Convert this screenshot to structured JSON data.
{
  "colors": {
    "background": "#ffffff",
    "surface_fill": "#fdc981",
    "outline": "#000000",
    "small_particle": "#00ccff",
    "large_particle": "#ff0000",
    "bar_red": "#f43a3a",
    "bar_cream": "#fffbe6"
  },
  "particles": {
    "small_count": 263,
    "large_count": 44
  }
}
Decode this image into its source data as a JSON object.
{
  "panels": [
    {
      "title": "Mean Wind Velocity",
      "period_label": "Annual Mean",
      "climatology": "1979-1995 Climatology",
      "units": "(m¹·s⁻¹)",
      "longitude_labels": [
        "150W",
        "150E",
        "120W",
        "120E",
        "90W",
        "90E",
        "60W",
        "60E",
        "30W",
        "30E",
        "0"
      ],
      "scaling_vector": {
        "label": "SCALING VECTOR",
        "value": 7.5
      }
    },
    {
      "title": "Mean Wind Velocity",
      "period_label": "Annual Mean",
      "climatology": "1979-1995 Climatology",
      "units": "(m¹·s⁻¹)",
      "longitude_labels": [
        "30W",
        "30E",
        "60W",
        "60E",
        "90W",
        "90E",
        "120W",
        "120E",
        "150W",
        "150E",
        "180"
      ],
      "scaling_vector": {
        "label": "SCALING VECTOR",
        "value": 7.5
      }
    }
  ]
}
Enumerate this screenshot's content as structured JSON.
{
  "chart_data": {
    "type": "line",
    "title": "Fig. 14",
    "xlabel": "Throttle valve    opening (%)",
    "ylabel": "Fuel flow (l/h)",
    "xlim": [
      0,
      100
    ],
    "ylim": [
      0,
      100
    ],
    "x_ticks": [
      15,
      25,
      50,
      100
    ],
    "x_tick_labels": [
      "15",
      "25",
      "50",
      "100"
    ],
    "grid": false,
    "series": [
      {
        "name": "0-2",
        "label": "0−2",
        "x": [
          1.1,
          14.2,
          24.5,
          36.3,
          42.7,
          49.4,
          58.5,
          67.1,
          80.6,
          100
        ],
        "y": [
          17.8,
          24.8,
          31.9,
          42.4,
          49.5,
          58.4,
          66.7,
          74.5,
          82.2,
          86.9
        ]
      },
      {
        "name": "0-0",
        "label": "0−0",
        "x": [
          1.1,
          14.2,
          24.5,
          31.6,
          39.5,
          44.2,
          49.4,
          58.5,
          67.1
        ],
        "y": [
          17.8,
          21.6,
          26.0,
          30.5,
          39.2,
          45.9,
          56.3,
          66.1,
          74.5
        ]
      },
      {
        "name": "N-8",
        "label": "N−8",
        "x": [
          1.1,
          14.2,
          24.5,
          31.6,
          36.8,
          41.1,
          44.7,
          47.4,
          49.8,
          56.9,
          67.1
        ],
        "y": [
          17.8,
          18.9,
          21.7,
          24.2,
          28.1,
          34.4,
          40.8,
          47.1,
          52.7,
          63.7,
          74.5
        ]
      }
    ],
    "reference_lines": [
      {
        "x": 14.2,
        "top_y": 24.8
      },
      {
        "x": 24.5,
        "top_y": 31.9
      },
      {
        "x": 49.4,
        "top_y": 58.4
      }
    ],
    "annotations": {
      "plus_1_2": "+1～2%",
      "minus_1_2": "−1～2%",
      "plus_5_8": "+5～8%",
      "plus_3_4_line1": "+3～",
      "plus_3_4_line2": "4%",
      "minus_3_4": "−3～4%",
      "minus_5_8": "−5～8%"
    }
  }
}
■ ■ ■ ■ ■ ■ ■
*STATED EXERCISE:* Gather each line of the records holding the string "JSON".

*RESPONSE:*
Convert this screenshot to structured JSON data.
Decode this image into its source data as a JSON object.
Enumerate this screenshot's content as structured JSON.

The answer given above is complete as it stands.